[Data records]

_ _ _

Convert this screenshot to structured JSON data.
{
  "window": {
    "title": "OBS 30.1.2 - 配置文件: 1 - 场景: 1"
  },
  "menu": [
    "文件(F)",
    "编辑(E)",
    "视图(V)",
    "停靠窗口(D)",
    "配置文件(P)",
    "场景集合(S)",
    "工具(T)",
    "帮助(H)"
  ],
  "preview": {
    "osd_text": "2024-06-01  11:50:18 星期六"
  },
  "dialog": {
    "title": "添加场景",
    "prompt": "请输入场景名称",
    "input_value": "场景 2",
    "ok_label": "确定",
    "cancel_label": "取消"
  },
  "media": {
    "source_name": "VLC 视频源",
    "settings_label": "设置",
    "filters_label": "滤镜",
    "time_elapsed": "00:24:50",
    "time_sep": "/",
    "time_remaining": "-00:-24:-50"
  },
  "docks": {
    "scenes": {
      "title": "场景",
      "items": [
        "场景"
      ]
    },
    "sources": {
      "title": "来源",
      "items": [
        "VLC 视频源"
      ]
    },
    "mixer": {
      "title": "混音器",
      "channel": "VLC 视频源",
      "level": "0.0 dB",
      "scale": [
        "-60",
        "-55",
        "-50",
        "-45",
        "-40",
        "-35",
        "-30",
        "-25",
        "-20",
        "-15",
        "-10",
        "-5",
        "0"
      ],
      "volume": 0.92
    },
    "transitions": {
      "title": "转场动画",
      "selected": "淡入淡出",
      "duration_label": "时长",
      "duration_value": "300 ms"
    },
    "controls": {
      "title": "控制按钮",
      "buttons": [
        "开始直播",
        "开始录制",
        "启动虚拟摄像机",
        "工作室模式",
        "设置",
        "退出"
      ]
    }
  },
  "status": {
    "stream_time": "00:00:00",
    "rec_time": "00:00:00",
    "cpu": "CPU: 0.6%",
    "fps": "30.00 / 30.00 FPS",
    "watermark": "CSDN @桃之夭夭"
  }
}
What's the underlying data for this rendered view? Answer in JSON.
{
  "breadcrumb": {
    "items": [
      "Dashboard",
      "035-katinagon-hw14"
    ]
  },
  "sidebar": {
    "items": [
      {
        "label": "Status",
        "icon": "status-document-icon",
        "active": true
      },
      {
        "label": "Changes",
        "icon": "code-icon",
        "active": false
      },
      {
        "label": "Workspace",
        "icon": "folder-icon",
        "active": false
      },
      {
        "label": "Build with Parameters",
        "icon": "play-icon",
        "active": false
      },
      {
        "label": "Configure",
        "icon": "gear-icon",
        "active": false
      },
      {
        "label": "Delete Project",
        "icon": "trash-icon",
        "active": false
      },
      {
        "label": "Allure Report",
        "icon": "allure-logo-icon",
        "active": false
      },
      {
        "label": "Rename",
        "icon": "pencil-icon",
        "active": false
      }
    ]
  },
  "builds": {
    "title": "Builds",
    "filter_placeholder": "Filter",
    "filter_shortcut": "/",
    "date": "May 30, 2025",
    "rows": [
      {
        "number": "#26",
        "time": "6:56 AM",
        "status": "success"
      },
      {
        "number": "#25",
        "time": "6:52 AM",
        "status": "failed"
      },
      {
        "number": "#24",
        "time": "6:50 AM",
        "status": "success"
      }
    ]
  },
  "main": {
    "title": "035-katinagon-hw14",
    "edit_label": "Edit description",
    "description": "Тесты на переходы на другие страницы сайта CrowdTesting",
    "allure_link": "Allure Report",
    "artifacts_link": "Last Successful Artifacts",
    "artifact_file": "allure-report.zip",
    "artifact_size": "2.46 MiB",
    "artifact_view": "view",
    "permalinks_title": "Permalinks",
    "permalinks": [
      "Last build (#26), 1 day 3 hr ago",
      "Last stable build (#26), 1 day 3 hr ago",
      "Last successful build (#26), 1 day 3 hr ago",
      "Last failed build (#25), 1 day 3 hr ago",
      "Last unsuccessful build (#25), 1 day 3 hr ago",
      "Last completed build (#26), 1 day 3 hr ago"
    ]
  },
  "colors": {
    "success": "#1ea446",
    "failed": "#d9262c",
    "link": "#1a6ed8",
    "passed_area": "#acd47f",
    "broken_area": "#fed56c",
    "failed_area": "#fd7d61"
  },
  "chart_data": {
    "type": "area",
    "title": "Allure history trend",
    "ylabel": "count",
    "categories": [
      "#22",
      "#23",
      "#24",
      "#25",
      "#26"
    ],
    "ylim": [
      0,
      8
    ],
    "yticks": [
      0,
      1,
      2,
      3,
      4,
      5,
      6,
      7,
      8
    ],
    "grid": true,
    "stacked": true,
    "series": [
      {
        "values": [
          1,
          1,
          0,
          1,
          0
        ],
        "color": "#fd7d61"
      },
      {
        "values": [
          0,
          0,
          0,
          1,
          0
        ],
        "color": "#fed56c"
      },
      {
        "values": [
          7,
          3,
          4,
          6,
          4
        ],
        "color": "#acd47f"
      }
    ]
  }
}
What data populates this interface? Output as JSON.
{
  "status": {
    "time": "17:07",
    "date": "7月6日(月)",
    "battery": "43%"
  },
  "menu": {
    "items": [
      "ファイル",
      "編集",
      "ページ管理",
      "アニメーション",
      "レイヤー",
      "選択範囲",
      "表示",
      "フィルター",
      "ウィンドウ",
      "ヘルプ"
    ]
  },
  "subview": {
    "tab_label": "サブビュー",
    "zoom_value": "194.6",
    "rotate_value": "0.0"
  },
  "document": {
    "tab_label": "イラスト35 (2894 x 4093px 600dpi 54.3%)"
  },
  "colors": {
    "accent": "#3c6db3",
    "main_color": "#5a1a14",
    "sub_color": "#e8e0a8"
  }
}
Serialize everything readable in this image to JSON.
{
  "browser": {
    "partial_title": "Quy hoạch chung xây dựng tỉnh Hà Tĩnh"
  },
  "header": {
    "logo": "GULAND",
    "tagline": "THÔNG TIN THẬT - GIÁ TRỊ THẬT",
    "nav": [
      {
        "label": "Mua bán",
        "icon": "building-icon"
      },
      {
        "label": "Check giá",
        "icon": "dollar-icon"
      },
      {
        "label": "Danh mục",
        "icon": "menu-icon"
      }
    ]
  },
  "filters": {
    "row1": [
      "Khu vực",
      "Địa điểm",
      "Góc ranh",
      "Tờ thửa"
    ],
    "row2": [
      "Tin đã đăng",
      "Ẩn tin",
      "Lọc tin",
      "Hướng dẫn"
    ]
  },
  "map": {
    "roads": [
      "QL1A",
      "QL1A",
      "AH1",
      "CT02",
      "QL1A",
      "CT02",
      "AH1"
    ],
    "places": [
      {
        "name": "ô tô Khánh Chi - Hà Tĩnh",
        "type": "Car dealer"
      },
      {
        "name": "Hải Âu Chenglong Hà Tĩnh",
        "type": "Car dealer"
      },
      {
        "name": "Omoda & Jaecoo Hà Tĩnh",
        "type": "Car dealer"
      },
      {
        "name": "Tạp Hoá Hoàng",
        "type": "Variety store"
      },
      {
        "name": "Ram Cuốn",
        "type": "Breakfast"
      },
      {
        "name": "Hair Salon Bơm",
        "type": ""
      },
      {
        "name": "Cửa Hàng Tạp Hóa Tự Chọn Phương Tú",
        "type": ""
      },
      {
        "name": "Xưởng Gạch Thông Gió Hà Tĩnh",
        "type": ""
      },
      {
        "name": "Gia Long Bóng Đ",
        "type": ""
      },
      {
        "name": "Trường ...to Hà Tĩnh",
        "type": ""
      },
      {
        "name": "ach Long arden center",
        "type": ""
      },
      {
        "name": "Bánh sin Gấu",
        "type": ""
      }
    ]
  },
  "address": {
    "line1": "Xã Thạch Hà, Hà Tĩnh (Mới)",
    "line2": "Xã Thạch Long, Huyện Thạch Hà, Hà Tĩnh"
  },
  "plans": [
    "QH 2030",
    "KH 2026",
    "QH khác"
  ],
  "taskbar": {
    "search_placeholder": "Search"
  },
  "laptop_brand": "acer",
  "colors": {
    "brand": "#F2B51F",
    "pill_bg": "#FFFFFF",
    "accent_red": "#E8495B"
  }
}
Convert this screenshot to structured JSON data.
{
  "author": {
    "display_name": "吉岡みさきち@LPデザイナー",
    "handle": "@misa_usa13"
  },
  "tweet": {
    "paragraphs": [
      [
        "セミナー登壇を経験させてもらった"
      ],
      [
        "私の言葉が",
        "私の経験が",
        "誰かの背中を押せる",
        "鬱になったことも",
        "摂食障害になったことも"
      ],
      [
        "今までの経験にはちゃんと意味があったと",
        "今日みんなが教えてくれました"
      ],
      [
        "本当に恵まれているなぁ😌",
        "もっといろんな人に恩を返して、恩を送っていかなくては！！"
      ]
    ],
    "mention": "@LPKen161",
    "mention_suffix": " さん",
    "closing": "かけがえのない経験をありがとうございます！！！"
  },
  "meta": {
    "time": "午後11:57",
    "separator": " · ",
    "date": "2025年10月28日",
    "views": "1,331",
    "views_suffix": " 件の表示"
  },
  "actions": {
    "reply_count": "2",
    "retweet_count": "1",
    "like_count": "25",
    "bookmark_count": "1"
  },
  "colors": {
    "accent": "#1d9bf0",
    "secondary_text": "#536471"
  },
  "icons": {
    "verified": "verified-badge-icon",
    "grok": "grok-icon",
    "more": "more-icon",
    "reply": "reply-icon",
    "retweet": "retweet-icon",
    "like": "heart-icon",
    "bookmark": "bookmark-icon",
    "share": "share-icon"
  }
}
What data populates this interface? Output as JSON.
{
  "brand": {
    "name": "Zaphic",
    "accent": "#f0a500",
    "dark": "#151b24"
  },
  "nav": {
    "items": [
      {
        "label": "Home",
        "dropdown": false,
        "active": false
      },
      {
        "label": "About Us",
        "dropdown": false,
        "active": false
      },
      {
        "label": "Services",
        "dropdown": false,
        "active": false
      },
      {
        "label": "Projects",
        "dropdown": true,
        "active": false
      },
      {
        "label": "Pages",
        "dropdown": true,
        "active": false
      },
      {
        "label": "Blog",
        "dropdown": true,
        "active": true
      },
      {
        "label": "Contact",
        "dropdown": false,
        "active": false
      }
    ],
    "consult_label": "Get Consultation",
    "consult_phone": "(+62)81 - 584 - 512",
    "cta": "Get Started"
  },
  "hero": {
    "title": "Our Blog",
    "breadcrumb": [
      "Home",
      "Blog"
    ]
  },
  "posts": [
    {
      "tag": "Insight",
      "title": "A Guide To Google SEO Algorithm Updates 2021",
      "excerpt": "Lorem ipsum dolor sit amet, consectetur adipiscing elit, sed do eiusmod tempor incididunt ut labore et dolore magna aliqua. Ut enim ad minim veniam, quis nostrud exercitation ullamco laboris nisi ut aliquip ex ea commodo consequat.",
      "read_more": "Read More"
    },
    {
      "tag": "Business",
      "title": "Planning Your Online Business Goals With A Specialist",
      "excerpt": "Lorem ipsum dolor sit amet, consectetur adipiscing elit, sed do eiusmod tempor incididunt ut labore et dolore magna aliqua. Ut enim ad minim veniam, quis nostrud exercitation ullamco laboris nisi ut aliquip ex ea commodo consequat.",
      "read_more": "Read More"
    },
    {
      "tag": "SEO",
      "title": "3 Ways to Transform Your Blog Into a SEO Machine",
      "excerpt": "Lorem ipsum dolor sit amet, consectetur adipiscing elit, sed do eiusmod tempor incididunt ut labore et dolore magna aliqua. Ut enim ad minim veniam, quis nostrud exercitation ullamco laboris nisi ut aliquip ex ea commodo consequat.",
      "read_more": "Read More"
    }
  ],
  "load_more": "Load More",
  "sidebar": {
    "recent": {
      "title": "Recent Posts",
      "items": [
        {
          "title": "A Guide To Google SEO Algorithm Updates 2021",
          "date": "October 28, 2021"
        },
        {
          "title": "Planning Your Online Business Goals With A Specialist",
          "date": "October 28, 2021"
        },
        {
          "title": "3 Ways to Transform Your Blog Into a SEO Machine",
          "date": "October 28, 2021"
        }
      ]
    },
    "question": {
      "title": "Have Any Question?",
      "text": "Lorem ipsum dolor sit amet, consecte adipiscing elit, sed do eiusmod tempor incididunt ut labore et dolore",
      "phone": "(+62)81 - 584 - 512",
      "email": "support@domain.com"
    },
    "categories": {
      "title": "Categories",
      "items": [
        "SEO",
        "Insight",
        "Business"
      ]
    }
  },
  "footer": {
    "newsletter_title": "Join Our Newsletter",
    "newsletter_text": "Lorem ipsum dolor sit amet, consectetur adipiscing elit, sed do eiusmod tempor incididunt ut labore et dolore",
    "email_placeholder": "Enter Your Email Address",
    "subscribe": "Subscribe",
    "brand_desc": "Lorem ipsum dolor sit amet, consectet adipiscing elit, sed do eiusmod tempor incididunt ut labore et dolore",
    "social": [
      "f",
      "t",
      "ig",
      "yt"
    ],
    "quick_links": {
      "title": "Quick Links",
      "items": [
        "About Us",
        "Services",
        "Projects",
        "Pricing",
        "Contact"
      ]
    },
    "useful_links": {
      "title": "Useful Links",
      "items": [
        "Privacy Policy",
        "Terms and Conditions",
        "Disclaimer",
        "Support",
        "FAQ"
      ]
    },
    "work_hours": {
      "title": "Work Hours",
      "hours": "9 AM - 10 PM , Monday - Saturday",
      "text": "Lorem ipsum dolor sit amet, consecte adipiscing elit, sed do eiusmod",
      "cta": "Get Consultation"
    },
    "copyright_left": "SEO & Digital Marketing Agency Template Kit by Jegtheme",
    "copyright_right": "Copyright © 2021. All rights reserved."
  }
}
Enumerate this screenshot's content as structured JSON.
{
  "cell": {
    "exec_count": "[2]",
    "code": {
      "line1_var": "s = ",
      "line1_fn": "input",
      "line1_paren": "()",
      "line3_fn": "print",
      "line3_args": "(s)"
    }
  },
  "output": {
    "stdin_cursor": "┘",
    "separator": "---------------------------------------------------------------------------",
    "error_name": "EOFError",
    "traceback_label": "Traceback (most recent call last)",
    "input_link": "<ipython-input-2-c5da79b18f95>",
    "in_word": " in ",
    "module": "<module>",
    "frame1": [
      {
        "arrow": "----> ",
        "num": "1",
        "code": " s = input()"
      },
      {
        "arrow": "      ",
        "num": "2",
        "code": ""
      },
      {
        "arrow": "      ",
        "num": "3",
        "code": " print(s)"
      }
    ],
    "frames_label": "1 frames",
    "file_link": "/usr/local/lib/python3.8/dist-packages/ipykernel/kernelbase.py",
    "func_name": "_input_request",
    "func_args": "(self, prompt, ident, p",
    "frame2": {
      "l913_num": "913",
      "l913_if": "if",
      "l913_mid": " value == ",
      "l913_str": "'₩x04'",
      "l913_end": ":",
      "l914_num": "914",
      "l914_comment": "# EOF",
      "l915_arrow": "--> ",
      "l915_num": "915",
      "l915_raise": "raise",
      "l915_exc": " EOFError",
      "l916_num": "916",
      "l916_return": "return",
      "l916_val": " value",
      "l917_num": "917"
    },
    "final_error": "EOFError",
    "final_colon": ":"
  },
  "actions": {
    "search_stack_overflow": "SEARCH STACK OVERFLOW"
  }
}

_ _ _

_What the task requires:_ Extract every line containing the string "katinagon" from the data above.

_Solution to this problem:_
      "035-katinagon-hw14"
    "title": "035-katinagon-hw14",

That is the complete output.